━━━━━ ESTRATTO SCELTO ━━━━━

La signora che occupa il posto dietro di lei le fa cenno di lasciare quel “bagaglio” nel corridoio, non importa quanto sia stretto, chi ha bisogno di alzarsi lo scavalcherà. La ragazza allora fa uscire il suo gatto, lo prende in braccio, lo avvolge in un maglione e ripone il contenitore vicino ai piedi. L’animale non emette un suono e resta accucciato sulle sue ginocchia, mentre lei prova a fargli bere qualche goccia d’acqua. Gli manca un occhio e con l’altro si guarda intorno. Arrivano da Kharkiv, lei, il gatto, suo figlio e suo padre anziano, che le siede di fianco, vicino al finestrino.
Poco più avanti siedono una mamma con la figlia adolescente che viaggia semisdraiata: ha le gambe ustionate, e non riesce a tenere i jeans addosso troppo a lungo. Così è costretta a toglierli, almeno fino alla frontiera, quando dovrà scendere dal mezzo per il controllo del passaporto.
In un’ora si arriva al confine, e tutti se ne accorgono perché si comincia a rallentare, fino a fermarsi, mentre il pullman viene assorbito in una delle lunghissime colonne di mezzi che aspettano di transitare da un paese all’altro.
Ai lati della strada ci sono alcuni operai che stanno costruendo delle strutture in legno dove probabilmente verranno realizzati altri spazi per la prima accoglienza. Nel frattempo decine di persone a piedi superano i mezzi in coda, chi con i bambini per mano, chi trascinando i bagagli. “Normalmente fino a Rzeszów ci vogliono due ore scarse – spiega l’assistente di bordo che nel frattempo è scesa per cercare qualcosa da mangiare ed è appena tornata con due bicchieri di carta pieni di cereali al cioccolato – con la guerra i tempi sono diventati incalcolabili, dipendono da quanta gente arriva nello stesso momento, con tutti i passaporti da controllare uno ad uno.”

━━━━━

CONSEGNA A - Nel brano sul viaggio in pullman verso il confine, da quale città arrivano la ragazza con il gatto, suo figlio e suo padre?

━━━━━ VOCI DA ELABORARE ━━━━━

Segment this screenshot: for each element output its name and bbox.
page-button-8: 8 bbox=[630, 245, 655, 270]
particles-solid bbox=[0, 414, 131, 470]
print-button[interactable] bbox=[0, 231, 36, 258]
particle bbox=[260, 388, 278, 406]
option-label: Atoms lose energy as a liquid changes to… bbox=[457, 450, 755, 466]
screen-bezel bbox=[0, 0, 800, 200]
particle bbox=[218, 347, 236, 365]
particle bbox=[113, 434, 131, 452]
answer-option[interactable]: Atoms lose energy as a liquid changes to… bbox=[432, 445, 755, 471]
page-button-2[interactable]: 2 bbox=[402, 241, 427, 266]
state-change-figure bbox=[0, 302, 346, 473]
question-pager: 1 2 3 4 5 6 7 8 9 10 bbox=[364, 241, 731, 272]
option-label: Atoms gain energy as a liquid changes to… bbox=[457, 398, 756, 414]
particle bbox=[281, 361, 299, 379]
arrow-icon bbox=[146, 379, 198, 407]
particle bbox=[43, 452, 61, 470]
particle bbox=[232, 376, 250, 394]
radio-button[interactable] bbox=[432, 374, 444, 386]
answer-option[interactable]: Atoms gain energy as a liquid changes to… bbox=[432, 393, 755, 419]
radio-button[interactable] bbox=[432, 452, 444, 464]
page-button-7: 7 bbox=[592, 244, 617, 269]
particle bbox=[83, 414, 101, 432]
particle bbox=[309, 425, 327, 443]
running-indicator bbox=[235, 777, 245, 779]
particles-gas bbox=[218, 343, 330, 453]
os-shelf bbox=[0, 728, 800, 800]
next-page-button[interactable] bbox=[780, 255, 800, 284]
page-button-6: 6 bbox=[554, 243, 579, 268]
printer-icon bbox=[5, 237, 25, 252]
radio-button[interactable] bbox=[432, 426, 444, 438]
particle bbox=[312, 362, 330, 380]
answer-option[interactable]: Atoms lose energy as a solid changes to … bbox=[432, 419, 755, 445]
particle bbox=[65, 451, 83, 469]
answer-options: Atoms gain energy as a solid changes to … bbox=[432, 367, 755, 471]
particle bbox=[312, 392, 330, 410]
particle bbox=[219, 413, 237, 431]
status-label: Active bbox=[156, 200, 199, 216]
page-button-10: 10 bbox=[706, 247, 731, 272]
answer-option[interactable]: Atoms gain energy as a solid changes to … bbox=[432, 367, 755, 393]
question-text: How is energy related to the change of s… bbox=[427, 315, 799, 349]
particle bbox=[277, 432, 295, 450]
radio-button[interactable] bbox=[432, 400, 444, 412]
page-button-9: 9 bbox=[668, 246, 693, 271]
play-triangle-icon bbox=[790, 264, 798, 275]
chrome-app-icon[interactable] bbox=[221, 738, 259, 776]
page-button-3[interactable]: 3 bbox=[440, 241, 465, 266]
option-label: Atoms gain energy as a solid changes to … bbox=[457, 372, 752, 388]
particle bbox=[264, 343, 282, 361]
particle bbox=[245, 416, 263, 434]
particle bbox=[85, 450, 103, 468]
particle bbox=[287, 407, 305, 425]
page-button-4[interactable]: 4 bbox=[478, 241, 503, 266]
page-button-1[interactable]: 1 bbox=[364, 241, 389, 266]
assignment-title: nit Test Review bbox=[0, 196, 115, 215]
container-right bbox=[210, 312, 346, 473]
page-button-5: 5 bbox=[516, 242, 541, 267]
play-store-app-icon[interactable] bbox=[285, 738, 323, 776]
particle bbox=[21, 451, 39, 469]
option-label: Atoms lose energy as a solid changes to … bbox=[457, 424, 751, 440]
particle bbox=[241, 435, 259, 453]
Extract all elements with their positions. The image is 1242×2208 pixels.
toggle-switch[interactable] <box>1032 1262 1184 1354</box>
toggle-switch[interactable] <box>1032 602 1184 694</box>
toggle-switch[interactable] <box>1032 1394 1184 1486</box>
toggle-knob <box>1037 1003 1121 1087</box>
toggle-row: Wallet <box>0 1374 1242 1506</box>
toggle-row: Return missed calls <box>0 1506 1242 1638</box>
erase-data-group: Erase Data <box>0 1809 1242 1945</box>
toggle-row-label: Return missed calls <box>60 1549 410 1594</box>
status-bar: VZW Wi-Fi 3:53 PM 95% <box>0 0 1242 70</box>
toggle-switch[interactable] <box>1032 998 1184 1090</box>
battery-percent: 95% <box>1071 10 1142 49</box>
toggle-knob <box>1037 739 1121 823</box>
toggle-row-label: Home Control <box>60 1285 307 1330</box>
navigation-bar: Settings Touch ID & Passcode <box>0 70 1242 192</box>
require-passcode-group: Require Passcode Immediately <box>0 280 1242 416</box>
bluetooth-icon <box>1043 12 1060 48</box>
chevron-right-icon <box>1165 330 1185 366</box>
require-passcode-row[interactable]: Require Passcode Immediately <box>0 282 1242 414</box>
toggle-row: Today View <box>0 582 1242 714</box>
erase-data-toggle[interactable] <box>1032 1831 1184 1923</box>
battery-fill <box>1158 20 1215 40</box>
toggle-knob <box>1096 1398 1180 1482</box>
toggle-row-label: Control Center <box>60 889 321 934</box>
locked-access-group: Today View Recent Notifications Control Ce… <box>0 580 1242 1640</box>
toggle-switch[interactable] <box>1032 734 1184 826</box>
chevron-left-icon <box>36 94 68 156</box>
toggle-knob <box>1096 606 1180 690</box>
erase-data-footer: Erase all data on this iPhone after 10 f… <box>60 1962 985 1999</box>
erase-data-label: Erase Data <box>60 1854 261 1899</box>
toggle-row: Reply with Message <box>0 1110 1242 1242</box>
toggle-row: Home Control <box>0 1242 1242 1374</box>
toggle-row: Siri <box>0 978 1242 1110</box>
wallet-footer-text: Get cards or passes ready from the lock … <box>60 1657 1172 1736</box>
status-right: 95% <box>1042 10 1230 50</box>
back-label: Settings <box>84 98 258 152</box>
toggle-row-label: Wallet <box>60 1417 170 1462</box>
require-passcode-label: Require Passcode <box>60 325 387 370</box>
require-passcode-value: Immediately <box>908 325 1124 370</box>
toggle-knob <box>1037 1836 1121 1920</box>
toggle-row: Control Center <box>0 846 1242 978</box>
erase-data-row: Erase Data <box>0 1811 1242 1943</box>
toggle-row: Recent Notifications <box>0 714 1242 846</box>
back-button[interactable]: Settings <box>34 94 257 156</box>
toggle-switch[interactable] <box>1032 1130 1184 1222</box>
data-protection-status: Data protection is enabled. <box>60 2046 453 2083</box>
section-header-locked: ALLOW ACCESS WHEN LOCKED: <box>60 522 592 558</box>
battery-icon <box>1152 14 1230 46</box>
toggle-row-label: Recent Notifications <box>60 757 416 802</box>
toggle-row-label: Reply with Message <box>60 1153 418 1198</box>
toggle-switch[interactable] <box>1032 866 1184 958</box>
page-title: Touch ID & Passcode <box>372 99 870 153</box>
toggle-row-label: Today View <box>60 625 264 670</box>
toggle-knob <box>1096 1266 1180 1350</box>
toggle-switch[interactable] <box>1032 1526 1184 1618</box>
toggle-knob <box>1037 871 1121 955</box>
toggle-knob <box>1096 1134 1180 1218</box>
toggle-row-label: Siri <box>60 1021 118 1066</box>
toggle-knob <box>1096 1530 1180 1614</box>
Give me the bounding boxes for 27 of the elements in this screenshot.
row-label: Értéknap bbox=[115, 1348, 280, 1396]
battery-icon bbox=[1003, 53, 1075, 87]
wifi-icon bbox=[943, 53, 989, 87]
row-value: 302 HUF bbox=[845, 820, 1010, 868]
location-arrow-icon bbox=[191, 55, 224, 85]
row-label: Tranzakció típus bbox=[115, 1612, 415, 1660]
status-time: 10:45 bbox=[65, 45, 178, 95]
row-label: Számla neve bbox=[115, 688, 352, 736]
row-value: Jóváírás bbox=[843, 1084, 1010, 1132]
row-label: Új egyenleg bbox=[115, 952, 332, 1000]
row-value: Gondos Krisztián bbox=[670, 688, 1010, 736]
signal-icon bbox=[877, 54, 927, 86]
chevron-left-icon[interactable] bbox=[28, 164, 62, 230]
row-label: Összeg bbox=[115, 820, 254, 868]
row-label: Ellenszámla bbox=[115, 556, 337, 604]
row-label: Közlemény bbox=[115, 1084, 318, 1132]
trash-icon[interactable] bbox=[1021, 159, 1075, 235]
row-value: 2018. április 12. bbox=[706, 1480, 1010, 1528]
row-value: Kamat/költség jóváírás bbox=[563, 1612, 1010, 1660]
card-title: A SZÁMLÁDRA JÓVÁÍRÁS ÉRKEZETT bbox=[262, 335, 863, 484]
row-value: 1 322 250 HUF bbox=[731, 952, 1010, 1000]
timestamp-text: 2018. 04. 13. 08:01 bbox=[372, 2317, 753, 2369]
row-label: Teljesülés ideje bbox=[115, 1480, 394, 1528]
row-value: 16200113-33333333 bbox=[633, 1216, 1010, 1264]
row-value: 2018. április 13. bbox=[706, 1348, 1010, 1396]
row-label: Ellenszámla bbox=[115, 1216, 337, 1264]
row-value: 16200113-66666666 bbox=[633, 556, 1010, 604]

━━━━━

CONSEGNA B - Per favore, disponi in una lista JSON di stringhe le righe delle voci, una stringa per riga e senza righe vuote, partendo dall'inizio delle voci e arrivando alla riga che contiene "question-text: How is", inclusa.

RISPOSTA SVOLTA A - Arrivano da Kharkiv.

RISPOSTA SVOLTA B -
[
  "Segment this screenshot: for each element output its name and bbox.",
  "page-button-8: 8 bbox=[630, 245, 655, 270]",
  "particles-solid bbox=[0, 414, 131, 470]",
  "print-button[interactable] bbox=[0, 231, 36, 258]",
  "particle bbox=[260, 388, 278, 406]",
  "option-label: Atoms lose energy as a liquid changes to… bbox=[457, 450, 755, 466]",
  "screen-bezel bbox=[0, 0, 800, 200]",
  "particle bbox=[218, 347, 236, 365]",
  "particle bbox=[113, 434, 131, 452]",
  "answer-option[interactable]: Atoms lose energy as a liquid changes to… bbox=[432, 445, 755, 471]",
  "page-button-2[interactable]: 2 bbox=[402, 241, 427, 266]",
  "state-change-figure bbox=[0, 302, 346, 473]",
  "question-pager: 1 2 3 4 5 6 7 8 9 10 bbox=[364, 241, 731, 272]",
  "option-label: Atoms gain energy as a liquid changes to… bbox=[457, 398, 756, 414]",
  "particle bbox=[281, 361, 299, 379]",
  "arrow-icon bbox=[146, 379, 198, 407]",
  "particle bbox=[43, 452, 61, 470]",
  "particle bbox=[232, 376, 250, 394]",
  "radio-button[interactable] bbox=[432, 374, 444, 386]",
  "answer-option[interactable]: Atoms gain energy as a liquid changes to… bbox=[432, 393, 755, 419]",
  "radio-button[interactable] bbox=[432, 452, 444, 464]",
  "page-button-7: 7 bbox=[592, 244, 617, 269]",
  "particle bbox=[83, 414, 101, 432]",
  "particle bbox=[309, 425, 327, 443]",
  "running-indicator bbox=[235, 777, 245, 779]",
  "particles-gas bbox=[218, 343, 330, 453]",
  "os-shelf bbox=[0, 728, 800, 800]",
  "next-page-button[interactable] bbox=[780, 255, 800, 284]",
  "page-button-6: 6 bbox=[554, 243, 579, 268]",
  "printer-icon bbox=[5, 237, 25, 252]",
  "radio-button[interactable] bbox=[432, 426, 444, 438]",
  "particle bbox=[312, 362, 330, 380]",
  "answer-option[interactable]: Atoms lose energy as a solid changes to … bbox=[432, 419, 755, 445]",
  "particle bbox=[65, 451, 83, 469]",
  "answer-options: Atoms gain energy as a solid changes to … bbox=[432, 367, 755, 471]",
  "particle bbox=[312, 392, 330, 410]",
  "particle bbox=[219, 413, 237, 431]",
  "status-label: Active bbox=[156, 200, 199, 216]",
  "page-button-10: 10 bbox=[706, 247, 731, 272]",
  "answer-option[interactable]: Atoms gain energy as a solid changes to … bbox=[432, 367, 755, 393]",
  "question-text: How is energy related to the change of s… bbox=[427, 315, 799, 349]"
]